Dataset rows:
--------
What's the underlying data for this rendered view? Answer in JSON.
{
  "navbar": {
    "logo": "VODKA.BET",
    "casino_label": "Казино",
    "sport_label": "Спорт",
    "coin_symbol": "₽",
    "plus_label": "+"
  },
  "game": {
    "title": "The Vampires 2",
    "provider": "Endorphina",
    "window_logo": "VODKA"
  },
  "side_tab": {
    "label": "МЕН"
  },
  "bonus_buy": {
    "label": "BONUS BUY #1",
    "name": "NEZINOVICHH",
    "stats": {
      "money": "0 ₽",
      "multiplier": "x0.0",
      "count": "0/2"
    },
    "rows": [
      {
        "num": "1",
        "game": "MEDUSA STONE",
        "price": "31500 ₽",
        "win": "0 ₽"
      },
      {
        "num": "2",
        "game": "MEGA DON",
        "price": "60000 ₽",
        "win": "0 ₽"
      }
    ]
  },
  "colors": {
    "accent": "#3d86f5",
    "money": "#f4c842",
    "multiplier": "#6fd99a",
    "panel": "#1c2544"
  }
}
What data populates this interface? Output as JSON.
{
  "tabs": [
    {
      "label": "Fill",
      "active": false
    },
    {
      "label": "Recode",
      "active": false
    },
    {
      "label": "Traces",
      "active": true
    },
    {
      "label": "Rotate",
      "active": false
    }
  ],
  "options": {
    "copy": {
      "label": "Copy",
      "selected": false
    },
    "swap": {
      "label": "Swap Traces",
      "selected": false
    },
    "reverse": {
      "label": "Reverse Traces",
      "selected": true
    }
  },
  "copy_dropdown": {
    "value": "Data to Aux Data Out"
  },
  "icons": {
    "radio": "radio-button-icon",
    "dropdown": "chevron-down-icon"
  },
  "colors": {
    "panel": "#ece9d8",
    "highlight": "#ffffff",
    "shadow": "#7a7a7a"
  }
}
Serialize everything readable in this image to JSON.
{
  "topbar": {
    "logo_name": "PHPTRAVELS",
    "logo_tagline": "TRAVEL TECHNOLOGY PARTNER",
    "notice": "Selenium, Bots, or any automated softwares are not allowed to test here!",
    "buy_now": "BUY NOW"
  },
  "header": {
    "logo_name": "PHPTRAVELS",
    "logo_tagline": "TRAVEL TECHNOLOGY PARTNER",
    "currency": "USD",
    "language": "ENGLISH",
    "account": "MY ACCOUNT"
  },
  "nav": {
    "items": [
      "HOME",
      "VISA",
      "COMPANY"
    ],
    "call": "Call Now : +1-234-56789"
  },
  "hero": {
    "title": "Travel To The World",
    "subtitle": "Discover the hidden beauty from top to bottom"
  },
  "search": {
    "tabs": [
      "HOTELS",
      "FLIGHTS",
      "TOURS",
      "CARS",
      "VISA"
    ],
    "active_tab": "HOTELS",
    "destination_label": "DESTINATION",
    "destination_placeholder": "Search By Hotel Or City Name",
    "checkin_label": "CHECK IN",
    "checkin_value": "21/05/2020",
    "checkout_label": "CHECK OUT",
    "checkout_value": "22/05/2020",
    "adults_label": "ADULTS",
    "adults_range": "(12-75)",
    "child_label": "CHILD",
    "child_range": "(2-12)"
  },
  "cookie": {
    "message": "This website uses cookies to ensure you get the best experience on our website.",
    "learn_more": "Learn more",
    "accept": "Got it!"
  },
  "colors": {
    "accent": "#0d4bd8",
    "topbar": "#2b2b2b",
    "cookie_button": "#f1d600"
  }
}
--------
■ TASK REQUIREMENTS:
Write out the full set of records exactly as given.

■ OUTPUT BELOW:
What's the underlying data for this rendered view? Answer in JSON.
{
  "navbar": {
    "logo": "VODKA.BET",
    "casino_label": "Казино",
    "sport_label": "Спорт",
    "coin_symbol": "₽",
    "plus_label": "+"
  },
  "game": {
    "title": "The Vampires 2",
    "provider": "Endorphina",
    "window_logo": "VODKA"
  },
  "side_tab": {
    "label": "МЕН"
  },
  "bonus_buy": {
    "label": "BONUS BUY #1",
    "name": "NEZINOVICHH",
    "stats": {
      "money": "0 ₽",
      "multiplier": "x0.0",
      "count": "0/2"
    },
    "rows": [
      {
        "num": "1",
        "game": "MEDUSA STONE",
        "price": "31500 ₽",
        "win": "0 ₽"
      },
      {
        "num": "2",
        "game": "MEGA DON",
        "price": "60000 ₽",
        "win": "0 ₽"
      }
    ]
  },
  "colors": {
    "accent": "#3d86f5",
    "money": "#f4c842",
    "multiplier": "#6fd99a",
    "panel": "#1c2544"
  }
}
What data populates this interface? Output as JSON.
{
  "tabs": [
    {
      "label": "Fill",
      "active": false
    },
    {
      "label": "Recode",
      "active": false
    },
    {
      "label": "Traces",
      "active": true
    },
    {
      "label": "Rotate",
      "active": false
    }
  ],
  "options": {
    "copy": {
      "label": "Copy",
      "selected": false
    },
    "swap": {
      "label": "Swap Traces",
      "selected": false
    },
    "reverse": {
      "label": "Reverse Traces",
      "selected": true
    }
  },
  "copy_dropdown": {
    "value": "Data to Aux Data Out"
  },
  "icons": {
    "radio": "radio-button-icon",
    "dropdown": "chevron-down-icon"
  },
  "colors": {
    "panel": "#ece9d8",
    "highlight": "#ffffff",
    "shadow": "#7a7a7a"
  }
}
Serialize everything readable in this image to JSON.
{
  "topbar": {
    "logo_name": "PHPTRAVELS",
    "logo_tagline": "TRAVEL TECHNOLOGY PARTNER",
    "notice": "Selenium, Bots, or any automated softwares are not allowed to test here!",
    "buy_now": "BUY NOW"
  },
  "header": {
    "logo_name": "PHPTRAVELS",
    "logo_tagline": "TRAVEL TECHNOLOGY PARTNER",
    "currency": "USD",
    "language": "ENGLISH",
    "account": "MY ACCOUNT"
  },
  "nav": {
    "items": [
      "HOME",
      "VISA",
      "COMPANY"
    ],
    "call": "Call Now : +1-234-56789"
  },
  "hero": {
    "title": "Travel To The World",
    "subtitle": "Discover the hidden beauty from top to bottom"
  },
  "search": {
    "tabs": [
      "HOTELS",
      "FLIGHTS",
      "TOURS",
      "CARS",
      "VISA"
    ],
    "active_tab": "HOTELS",
    "destination_label": "DESTINATION",
    "destination_placeholder": "Search By Hotel Or City Name",
    "checkin_label": "CHECK IN",
    "checkin_value": "21/05/2020",
    "checkout_label": "CHECK OUT",
    "checkout_value": "22/05/2020",
    "adults_label": "ADULTS",
    "adults_range": "(12-75)",
    "child_label": "CHILD",
    "child_range": "(2-12)"
  },
  "cookie": {
    "message": "This website uses cookies to ensure you get the best experience on our website.",
    "learn_more": "Learn more",
    "accept": "Got it!"
  },
  "colors": {
    "accent": "#0d4bd8",
    "topbar": "#2b2b2b",
    "cookie_button": "#f1d600"
  }
}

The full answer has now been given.